Among the lines of these entries, how many hold the word "يسلم"? State only the number.

+---+

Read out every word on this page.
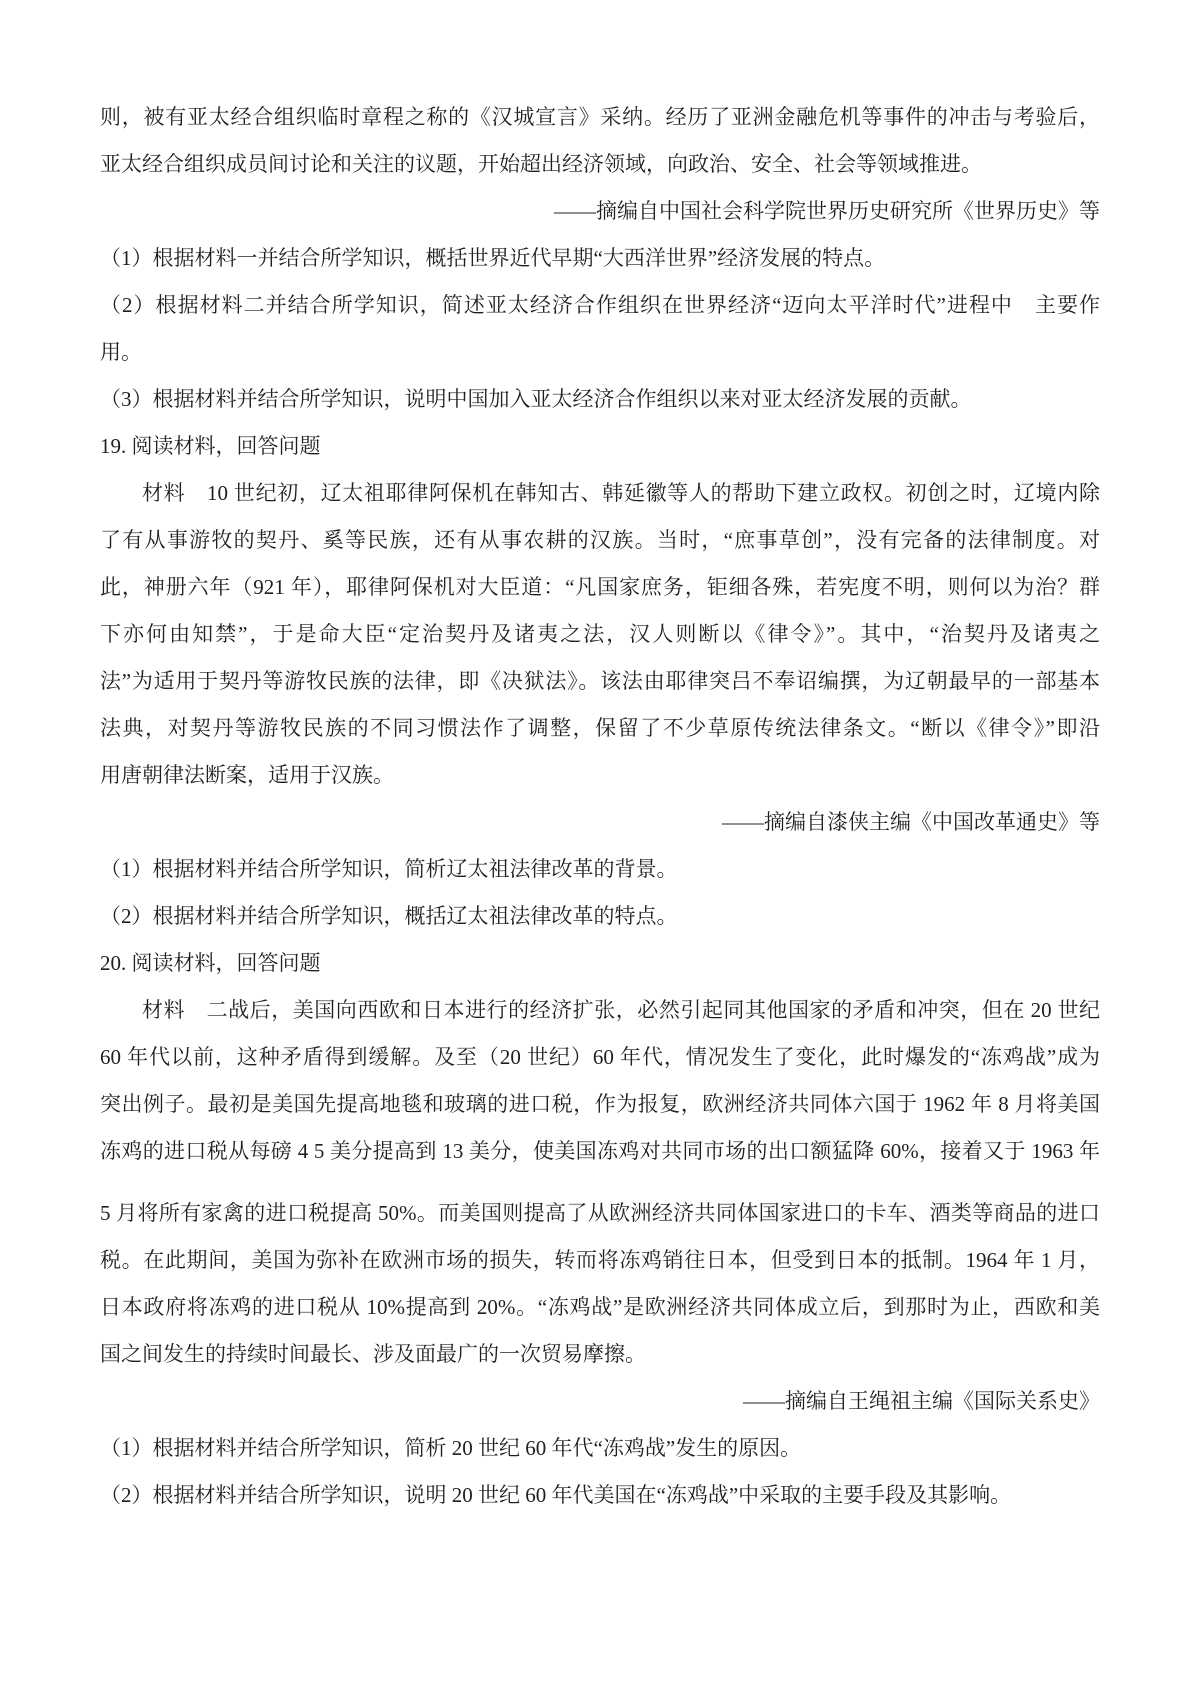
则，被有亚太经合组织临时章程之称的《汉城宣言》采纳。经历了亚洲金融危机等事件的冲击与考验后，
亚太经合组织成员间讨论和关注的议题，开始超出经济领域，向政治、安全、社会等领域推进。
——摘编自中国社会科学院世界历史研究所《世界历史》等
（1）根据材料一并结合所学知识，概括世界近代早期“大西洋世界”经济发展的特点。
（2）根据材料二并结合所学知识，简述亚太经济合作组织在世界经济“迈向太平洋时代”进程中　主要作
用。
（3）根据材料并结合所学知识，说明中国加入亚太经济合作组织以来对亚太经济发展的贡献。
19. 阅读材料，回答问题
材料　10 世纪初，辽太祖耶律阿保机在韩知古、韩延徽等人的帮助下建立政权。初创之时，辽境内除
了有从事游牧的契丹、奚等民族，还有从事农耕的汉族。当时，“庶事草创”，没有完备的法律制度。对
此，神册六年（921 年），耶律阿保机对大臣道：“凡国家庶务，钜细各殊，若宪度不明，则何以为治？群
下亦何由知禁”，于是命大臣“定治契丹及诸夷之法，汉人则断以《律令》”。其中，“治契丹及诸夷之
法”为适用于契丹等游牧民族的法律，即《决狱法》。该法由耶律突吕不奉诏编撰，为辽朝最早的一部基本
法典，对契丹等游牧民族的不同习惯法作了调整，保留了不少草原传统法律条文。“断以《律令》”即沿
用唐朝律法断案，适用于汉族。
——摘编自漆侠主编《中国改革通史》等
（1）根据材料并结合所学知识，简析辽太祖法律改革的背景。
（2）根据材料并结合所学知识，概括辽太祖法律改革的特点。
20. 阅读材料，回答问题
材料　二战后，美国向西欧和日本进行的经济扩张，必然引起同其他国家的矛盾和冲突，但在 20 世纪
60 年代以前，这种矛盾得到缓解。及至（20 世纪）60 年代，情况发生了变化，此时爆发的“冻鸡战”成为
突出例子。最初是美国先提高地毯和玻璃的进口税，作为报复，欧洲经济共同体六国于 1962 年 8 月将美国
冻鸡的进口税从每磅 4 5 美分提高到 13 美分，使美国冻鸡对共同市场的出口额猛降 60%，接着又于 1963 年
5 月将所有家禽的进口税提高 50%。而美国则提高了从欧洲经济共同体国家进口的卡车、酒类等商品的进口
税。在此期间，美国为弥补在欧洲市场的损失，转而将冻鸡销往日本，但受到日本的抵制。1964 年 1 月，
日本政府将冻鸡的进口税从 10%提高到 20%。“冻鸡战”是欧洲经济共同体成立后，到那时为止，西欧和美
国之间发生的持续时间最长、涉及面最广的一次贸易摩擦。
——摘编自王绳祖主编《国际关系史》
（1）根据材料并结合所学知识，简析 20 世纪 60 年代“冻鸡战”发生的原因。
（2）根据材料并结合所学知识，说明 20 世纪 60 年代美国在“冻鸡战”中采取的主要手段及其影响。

+---+

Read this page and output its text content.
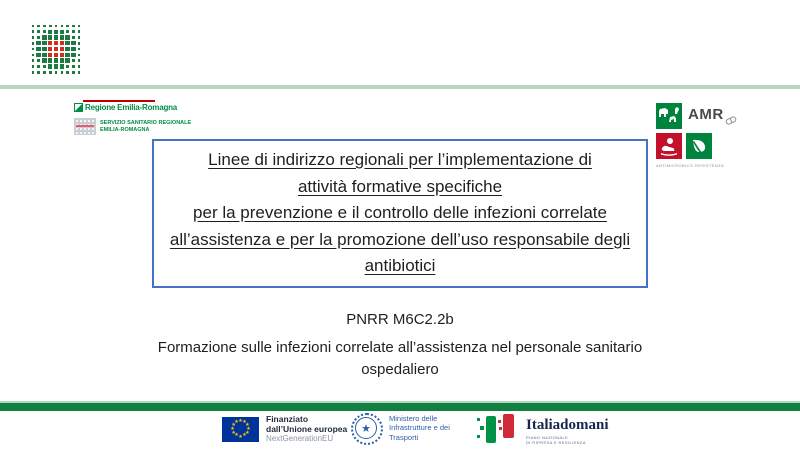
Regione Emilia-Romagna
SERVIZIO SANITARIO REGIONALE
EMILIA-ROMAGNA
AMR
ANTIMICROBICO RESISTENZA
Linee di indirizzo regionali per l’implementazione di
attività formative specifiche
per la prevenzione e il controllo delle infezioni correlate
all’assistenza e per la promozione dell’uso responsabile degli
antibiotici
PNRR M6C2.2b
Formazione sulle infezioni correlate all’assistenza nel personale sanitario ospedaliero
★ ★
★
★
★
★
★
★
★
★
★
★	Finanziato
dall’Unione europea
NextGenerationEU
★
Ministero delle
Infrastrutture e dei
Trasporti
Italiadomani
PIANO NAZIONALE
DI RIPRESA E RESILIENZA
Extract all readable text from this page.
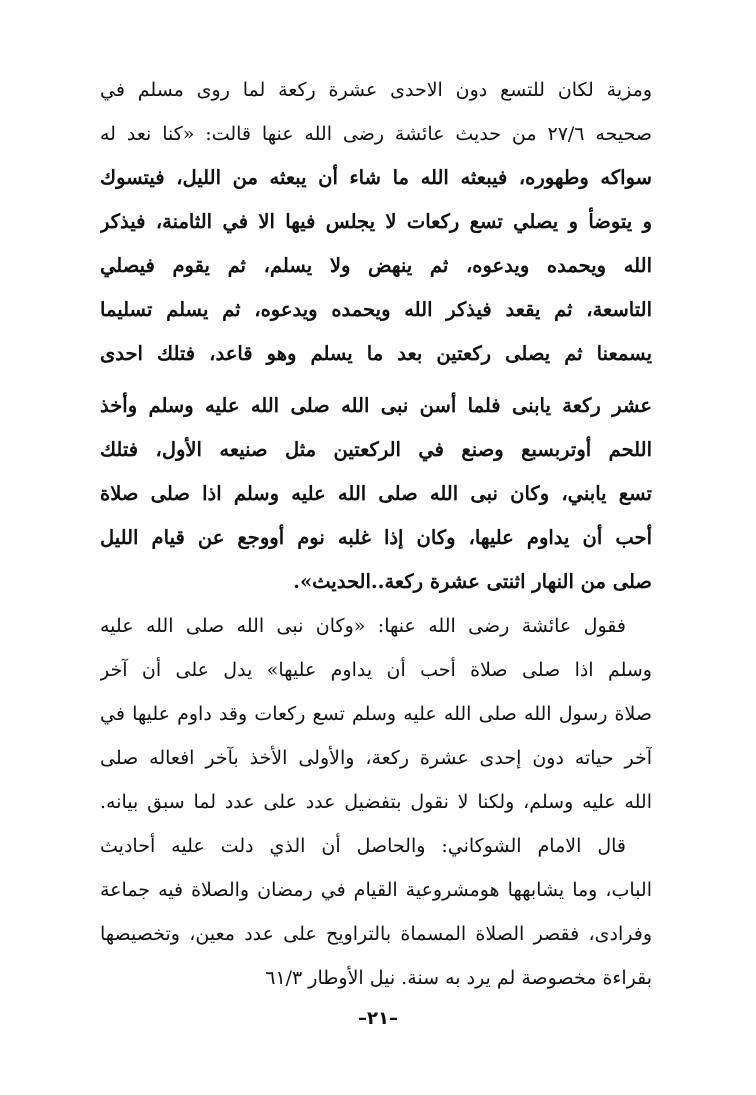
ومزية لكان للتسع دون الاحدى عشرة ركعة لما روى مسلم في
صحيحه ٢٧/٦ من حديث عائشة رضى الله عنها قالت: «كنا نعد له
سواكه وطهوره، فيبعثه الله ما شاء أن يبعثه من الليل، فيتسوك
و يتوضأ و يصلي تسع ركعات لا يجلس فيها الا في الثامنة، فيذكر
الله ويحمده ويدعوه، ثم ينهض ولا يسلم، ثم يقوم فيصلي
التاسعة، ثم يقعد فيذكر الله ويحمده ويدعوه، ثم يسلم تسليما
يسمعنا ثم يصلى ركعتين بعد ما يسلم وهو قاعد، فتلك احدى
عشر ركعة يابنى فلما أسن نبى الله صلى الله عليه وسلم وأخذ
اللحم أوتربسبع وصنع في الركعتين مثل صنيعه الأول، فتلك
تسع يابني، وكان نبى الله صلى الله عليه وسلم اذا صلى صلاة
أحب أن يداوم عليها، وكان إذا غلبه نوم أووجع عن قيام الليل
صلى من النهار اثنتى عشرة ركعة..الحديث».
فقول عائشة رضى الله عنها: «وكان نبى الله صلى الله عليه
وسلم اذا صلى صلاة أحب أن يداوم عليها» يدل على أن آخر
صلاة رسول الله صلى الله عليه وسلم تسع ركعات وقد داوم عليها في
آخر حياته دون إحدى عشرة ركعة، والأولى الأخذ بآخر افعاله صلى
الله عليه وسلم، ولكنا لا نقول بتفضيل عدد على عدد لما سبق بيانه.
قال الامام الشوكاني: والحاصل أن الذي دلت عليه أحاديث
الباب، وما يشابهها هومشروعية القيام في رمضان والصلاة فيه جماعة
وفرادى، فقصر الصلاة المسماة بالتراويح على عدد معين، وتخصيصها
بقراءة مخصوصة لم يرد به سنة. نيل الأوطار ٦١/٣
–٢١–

+---+

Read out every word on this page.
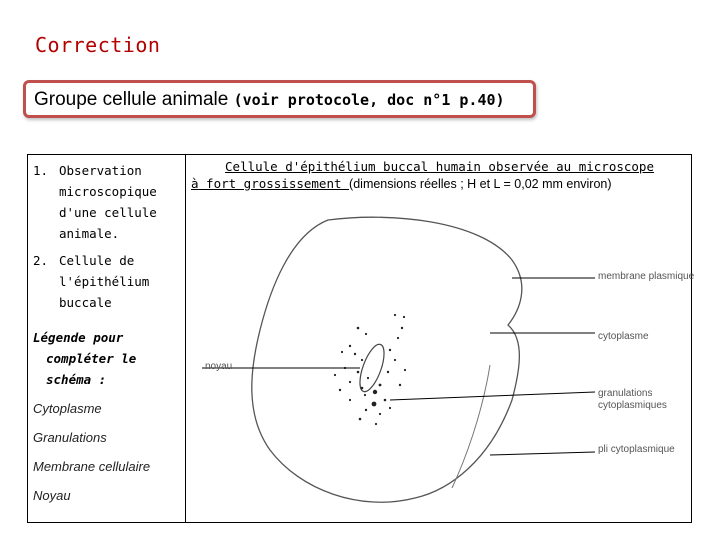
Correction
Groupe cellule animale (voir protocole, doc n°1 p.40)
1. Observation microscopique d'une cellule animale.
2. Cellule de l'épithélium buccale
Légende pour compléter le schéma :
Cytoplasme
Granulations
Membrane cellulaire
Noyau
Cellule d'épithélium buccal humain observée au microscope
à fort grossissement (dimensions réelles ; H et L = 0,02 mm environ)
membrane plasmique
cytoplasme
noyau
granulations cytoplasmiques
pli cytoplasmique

+---+

Answer for this exercise
3